> Text block
+ + +

# Boys bonding



## frags (Feb 5, 2009)

Here's my 5 year old son having a cuddle with our new addition


----------



## BeagleOesx (Oct 9, 2009)

Awwww, they are both so cute & adorable. They are going to grow up together being the best of buddies, they will have a very special bond. :thumbup:


----------



## frags (Feb 5, 2009)

BeagleOesx said:


> Awwww, they are both so cute & adorable. They are going to grow up together being the best of buddies, they will have a very special bond. :thumbup:


Thank you, although my son wasnt impressed with him biting him (damn puppy needles) and says send him back lol


----------



## thedogsmother (Aug 28, 2008)

Hes gorgeous, dont send him back send him here


----------



## frags (Feb 5, 2009)

thedogsmother said:


> Hes gorgeous, dont send him back send him here


What my 5 year old?  :thumbup: :arf:


----------



## thedogsmother (Aug 28, 2008)

frags said:


> What my 5 year old?  :thumbup: :arf:


:lol: Only if we can do swapsies, in fact two for one, they are lovely together and never fight (honest).


----------



## frags (Feb 5, 2009)

thedogsmother said:


> :lol: Only if we can do swapsies, in fact two for one, they are lovely together and never fight (honest).


Ahhh but what you dont realise is that i actually have 4 children & 3 are dreaded teenagers so we have to do 4 for 2 :lol:


----------



## thedogsmother (Aug 28, 2008)

frags said:


> Ahhh but what you dont realise is that i actually have 4 children & 3 are dreaded teenagers so we have to do 4 for 2 :lol:


TDM has left the building, should you wish to leave a message do so after the beep ... BEEEEEP


----------



## frags (Feb 5, 2009)

thedogsmother said:


> TDM has left the building, should you wish to leave a message do so after the beep ... BEEEEEP


Nuff said :001_tt2:


----------



## beary_clairey (Jan 23, 2011)

Wow!! He looks like a big pup and what a beautiful colour.

Your son is gorgeous 2! I will take either of them!


----------



## frags (Feb 5, 2009)

beary_clairey said:


> Wow!! He looks like a big pup and what a beautiful colour.
> 
> Your son is gorgeous 2! I will take either of them!


Thank you, il start packing there cases now


----------

+ + +

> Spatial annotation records

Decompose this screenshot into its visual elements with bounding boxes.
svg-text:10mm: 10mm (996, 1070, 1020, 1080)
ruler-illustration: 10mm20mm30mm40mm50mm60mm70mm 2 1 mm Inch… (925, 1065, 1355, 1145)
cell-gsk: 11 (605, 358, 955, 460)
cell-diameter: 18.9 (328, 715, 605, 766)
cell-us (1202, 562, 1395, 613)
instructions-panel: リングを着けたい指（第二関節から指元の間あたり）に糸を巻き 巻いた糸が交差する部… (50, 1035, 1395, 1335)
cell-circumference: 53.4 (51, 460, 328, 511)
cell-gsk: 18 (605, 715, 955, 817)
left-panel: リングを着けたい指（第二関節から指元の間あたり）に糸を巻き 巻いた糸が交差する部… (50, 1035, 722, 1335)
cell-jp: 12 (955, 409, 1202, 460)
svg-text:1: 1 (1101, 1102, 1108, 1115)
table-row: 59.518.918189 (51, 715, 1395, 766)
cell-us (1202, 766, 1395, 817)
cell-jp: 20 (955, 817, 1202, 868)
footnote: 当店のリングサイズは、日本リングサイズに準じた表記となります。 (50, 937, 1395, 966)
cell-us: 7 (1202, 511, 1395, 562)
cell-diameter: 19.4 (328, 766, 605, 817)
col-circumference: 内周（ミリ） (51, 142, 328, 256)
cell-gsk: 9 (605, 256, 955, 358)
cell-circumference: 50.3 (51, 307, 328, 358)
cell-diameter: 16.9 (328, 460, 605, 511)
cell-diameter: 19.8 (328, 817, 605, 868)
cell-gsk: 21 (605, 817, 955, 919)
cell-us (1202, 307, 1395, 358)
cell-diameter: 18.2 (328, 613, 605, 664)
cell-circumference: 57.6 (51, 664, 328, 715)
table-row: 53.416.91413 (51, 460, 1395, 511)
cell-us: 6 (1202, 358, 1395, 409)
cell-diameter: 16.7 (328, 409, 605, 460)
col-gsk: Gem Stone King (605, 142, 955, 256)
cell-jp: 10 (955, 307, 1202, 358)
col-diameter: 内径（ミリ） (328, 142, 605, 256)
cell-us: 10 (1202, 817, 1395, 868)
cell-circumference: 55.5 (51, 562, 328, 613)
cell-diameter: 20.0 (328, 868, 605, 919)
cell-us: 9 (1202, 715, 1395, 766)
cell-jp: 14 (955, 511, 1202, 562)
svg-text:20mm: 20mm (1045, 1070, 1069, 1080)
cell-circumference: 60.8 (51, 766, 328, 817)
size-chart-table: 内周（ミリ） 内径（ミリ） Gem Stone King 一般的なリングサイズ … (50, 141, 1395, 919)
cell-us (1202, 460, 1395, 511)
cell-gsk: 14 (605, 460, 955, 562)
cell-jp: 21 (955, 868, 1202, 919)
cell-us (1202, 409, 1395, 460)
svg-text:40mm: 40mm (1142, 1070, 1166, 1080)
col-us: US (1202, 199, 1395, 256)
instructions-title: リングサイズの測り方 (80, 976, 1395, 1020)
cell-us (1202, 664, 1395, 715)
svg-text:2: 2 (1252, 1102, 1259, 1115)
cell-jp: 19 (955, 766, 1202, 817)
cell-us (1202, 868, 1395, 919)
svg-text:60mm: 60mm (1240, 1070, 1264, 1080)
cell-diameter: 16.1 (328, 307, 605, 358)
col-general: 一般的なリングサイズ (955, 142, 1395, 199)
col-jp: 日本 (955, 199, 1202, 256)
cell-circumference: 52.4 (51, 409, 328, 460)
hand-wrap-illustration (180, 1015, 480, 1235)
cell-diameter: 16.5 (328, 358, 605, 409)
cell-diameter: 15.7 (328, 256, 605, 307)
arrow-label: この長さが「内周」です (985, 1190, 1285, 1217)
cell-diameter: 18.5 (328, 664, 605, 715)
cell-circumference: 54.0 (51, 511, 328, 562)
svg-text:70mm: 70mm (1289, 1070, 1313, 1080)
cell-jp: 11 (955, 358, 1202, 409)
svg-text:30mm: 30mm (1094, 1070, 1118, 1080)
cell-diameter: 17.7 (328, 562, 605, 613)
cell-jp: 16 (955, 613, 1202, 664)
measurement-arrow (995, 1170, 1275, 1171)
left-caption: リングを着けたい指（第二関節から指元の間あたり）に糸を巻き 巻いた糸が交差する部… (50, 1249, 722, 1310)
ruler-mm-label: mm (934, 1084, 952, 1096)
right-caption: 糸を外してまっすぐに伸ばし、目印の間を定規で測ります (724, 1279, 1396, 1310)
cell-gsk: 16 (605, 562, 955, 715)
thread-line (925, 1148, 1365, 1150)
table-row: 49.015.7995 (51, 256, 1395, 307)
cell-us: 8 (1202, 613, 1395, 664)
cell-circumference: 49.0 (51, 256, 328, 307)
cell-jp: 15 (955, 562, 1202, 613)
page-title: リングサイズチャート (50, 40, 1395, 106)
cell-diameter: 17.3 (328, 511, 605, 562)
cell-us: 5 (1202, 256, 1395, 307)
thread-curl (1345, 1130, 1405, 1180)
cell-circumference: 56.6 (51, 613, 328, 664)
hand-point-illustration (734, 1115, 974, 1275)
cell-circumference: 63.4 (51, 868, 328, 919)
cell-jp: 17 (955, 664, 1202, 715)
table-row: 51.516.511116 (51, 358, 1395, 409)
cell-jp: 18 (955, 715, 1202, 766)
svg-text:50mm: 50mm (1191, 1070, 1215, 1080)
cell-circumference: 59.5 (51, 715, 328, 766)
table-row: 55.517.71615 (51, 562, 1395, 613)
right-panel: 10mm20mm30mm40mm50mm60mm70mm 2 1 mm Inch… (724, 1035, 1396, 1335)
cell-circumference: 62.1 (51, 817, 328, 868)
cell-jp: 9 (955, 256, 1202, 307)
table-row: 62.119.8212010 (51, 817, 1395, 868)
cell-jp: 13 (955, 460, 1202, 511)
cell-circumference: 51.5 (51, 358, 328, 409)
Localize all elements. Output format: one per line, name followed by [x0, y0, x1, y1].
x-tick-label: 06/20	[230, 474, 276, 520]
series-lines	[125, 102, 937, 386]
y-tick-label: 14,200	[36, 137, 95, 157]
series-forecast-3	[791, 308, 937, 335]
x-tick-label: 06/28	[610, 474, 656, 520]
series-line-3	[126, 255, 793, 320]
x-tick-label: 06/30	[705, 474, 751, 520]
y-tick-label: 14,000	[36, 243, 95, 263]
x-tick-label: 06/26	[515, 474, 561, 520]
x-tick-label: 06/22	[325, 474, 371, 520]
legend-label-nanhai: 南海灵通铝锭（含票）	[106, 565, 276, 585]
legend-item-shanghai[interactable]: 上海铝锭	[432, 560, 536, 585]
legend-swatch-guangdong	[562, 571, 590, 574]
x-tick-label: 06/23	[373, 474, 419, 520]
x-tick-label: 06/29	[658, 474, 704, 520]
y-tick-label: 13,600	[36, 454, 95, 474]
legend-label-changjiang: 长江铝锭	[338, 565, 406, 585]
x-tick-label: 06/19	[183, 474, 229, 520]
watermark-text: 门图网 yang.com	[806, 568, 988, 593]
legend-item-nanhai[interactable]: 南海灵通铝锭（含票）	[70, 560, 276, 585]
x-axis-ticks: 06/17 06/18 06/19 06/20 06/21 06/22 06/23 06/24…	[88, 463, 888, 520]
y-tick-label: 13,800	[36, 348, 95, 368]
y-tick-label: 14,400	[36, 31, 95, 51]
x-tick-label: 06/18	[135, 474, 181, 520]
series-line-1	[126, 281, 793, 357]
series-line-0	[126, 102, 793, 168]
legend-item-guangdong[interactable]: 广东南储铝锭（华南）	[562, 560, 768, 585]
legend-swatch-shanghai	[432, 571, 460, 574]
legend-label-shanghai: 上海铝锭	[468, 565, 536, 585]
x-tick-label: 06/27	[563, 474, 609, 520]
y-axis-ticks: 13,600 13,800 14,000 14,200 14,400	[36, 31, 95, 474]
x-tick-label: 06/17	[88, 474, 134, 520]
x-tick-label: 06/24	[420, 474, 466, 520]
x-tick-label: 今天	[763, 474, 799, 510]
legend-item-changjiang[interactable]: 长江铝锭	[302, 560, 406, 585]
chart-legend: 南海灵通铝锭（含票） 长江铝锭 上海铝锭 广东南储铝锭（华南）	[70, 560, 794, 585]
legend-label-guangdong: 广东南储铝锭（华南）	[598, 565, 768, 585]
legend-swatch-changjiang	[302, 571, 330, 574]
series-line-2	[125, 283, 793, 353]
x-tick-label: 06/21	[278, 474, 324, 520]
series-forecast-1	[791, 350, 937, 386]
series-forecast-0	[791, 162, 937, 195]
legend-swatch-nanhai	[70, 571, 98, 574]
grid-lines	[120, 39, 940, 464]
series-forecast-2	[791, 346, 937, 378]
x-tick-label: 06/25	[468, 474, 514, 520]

+ + +

> Set exercise
Condense the paragraph in the forum thread above that begins "Ahhh but what you dont realise" into one short sentence that keeps its main facts.

> Answer to the problem
The poster has four children, three of them teenagers, so the swap would have to be four for two.